Stored entries:
——————

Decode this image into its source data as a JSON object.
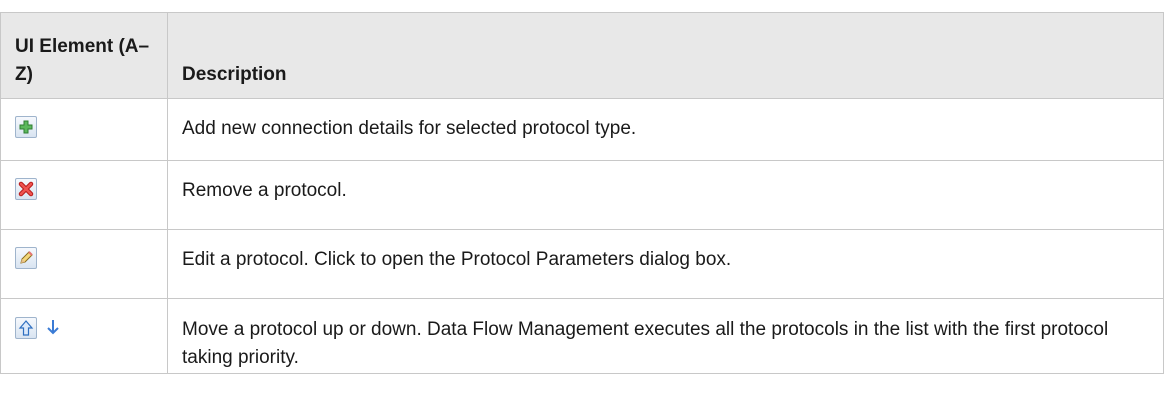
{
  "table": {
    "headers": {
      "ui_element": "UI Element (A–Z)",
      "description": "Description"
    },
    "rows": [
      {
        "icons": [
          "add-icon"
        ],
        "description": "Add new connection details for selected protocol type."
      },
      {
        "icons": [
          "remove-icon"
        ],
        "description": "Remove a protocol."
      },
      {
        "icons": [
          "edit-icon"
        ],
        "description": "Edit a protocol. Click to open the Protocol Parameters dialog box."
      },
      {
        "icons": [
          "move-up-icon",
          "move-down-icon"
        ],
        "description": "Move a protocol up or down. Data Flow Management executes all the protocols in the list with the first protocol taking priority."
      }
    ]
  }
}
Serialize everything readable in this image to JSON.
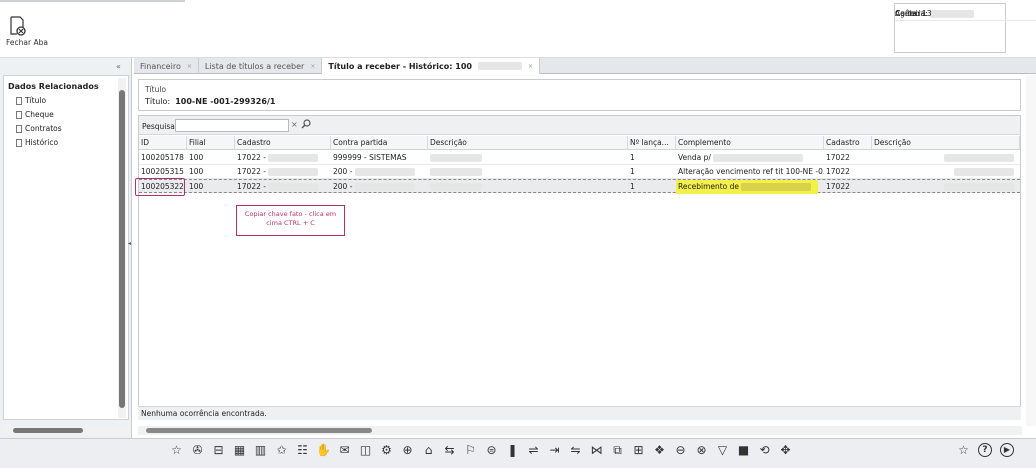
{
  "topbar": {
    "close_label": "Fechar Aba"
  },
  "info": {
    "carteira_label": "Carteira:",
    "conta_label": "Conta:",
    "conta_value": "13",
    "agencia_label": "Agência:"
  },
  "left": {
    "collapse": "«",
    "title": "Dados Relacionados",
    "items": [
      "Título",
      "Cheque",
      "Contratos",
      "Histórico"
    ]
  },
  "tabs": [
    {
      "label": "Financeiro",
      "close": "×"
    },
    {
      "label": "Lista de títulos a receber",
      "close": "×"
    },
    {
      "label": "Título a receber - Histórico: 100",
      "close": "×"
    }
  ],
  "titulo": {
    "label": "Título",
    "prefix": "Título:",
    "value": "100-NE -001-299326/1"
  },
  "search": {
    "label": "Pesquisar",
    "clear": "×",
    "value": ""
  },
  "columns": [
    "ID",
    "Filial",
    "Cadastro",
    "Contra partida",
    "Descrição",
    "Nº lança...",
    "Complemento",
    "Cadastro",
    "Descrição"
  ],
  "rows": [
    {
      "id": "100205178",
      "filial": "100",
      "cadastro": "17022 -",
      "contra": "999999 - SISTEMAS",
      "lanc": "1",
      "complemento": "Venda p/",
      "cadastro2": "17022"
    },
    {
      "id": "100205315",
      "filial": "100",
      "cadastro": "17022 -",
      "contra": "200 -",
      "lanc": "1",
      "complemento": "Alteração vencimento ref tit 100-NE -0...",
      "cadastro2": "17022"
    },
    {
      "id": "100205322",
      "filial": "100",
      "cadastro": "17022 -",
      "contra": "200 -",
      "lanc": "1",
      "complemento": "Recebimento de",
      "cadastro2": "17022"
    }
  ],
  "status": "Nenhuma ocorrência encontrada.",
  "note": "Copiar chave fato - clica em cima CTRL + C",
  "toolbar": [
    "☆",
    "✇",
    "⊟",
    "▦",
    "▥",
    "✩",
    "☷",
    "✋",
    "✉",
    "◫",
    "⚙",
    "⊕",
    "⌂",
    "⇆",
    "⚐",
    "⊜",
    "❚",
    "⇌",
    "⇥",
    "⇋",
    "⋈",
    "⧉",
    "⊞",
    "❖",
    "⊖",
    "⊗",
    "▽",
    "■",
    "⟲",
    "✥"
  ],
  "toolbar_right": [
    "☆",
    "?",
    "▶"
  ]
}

——————

Requirements: Exclude the images, then output the data above word for word.

Exercise solution:
Decode this image into its source data as a JSON object.
{
  "table": {
    "headers": {
      "ui_element": "UI Element (A–Z)",
      "description": "Description"
    },
    "rows": [
      {
        "icons": [
          "add-icon"
        ],
        "description": "Add new connection details for selected protocol type."
      },
      {
        "icons": [
          "remove-icon"
        ],
        "description": "Remove a protocol."
      },
      {
        "icons": [
          "edit-icon"
        ],
        "description": "Edit a protocol. Click to open the Protocol Parameters dialog box."
      },
      {
        "icons": [
          "move-up-icon",
          "move-down-icon"
        ],
        "description": "Move a protocol up or down. Data Flow Management executes all the protocols in the list with the first protocol taking priority."
      }
    ]
  }
}
Serialize everything readable in this image to JSON.
{
  "topbar": {
    "close_label": "Fechar Aba"
  },
  "info": {
    "carteira_label": "Carteira:",
    "conta_label": "Conta:",
    "conta_value": "13",
    "agencia_label": "Agência:"
  },
  "left": {
    "collapse": "«",
    "title": "Dados Relacionados",
    "items": [
      "Título",
      "Cheque",
      "Contratos",
      "Histórico"
    ]
  },
  "tabs": [
    {
      "label": "Financeiro",
      "close": "×"
    },
    {
      "label": "Lista de títulos a receber",
      "close": "×"
    },
    {
      "label": "Título a receber - Histórico: 100",
      "close": "×"
    }
  ],
  "titulo": {
    "label": "Título",
    "prefix": "Título:",
    "value": "100-NE -001-299326/1"
  },
  "search": {
    "label": "Pesquisar",
    "clear": "×",
    "value": ""
  },
  "columns": [
    "ID",
    "Filial",
    "Cadastro",
    "Contra partida",
    "Descrição",
    "Nº lança...",
    "Complemento",
    "Cadastro",
    "Descrição"
  ],
  "rows": [
    {
      "id": "100205178",
      "filial": "100",
      "cadastro": "17022 -",
      "contra": "999999 - SISTEMAS",
      "lanc": "1",
      "complemento": "Venda p/",
      "cadastro2": "17022"
    },
    {
      "id": "100205315",
      "filial": "100",
      "cadastro": "17022 -",
      "contra": "200 -",
      "lanc": "1",
      "complemento": "Alteração vencimento ref tit 100-NE -0...",
      "cadastro2": "17022"
    },
    {
      "id": "100205322",
      "filial": "100",
      "cadastro": "17022 -",
      "contra": "200 -",
      "lanc": "1",
      "complemento": "Recebimento de",
      "cadastro2": "17022"
    }
  ],
  "status": "Nenhuma ocorrência encontrada.",
  "note": "Copiar chave fato - clica em cima CTRL + C",
  "toolbar": [
    "☆",
    "✇",
    "⊟",
    "▦",
    "▥",
    "✩",
    "☷",
    "✋",
    "✉",
    "◫",
    "⚙",
    "⊕",
    "⌂",
    "⇆",
    "⚐",
    "⊜",
    "❚",
    "⇌",
    "⇥",
    "⇋",
    "⋈",
    "⧉",
    "⊞",
    "❖",
    "⊖",
    "⊗",
    "▽",
    "■",
    "⟲",
    "✥"
  ],
  "toolbar_right": [
    "☆",
    "?",
    "▶"
  ]
}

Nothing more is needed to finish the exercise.